### Task input:
----------------

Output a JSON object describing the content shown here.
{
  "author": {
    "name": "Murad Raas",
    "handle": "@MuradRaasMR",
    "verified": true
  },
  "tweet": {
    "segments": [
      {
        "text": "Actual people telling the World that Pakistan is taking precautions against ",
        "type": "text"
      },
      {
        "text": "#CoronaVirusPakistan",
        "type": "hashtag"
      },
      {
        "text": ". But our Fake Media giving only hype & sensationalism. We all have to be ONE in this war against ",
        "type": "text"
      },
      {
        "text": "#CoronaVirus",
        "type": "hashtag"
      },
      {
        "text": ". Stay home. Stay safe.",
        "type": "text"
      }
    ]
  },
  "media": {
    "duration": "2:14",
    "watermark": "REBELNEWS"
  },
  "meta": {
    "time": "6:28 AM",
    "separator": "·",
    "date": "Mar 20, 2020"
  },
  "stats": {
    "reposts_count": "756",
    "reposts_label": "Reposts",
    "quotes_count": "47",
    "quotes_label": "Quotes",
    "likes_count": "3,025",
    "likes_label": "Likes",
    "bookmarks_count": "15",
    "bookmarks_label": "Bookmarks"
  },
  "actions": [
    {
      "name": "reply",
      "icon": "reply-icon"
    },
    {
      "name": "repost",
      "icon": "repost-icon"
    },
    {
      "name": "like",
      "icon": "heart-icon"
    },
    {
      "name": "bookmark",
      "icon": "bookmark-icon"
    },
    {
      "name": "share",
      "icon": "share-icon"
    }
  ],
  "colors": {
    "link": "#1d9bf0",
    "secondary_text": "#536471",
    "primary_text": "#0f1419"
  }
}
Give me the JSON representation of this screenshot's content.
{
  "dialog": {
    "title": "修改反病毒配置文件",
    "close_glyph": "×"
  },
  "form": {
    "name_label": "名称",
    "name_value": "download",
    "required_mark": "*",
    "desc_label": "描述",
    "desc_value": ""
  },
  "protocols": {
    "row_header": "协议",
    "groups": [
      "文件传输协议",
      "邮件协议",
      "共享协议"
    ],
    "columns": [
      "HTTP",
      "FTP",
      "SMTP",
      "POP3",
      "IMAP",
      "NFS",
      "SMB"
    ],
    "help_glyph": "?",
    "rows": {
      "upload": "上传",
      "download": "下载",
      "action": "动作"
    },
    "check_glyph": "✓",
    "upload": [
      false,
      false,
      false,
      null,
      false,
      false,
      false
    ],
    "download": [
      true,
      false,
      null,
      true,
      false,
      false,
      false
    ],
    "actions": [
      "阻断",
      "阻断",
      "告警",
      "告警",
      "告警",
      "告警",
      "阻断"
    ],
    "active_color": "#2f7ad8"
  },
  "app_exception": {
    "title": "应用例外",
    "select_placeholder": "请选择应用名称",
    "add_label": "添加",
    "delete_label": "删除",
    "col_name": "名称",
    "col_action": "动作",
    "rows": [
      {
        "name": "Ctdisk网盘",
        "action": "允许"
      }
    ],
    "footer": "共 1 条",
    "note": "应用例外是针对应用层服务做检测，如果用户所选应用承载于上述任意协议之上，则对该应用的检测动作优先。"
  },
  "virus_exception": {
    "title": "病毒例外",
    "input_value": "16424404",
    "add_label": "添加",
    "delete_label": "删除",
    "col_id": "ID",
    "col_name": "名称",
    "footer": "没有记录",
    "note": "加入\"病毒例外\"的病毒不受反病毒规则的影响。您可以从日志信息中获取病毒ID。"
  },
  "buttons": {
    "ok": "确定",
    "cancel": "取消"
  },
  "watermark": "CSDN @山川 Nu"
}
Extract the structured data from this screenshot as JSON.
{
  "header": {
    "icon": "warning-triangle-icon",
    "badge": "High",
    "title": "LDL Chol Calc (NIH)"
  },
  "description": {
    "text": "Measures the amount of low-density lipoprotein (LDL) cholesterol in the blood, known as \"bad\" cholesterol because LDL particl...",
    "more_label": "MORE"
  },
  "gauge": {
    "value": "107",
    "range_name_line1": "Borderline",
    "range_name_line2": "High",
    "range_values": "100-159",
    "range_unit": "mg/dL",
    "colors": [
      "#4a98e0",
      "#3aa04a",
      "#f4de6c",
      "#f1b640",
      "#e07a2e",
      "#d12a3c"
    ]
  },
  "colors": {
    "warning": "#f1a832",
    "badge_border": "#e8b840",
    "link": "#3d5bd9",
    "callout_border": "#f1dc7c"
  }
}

----------------

### What to work on:
From the listing above, return each line with the word "screenshot".

### Reply:
Give me the JSON representation of this screenshot's content.
Extract the structured data from this screenshot as JSON.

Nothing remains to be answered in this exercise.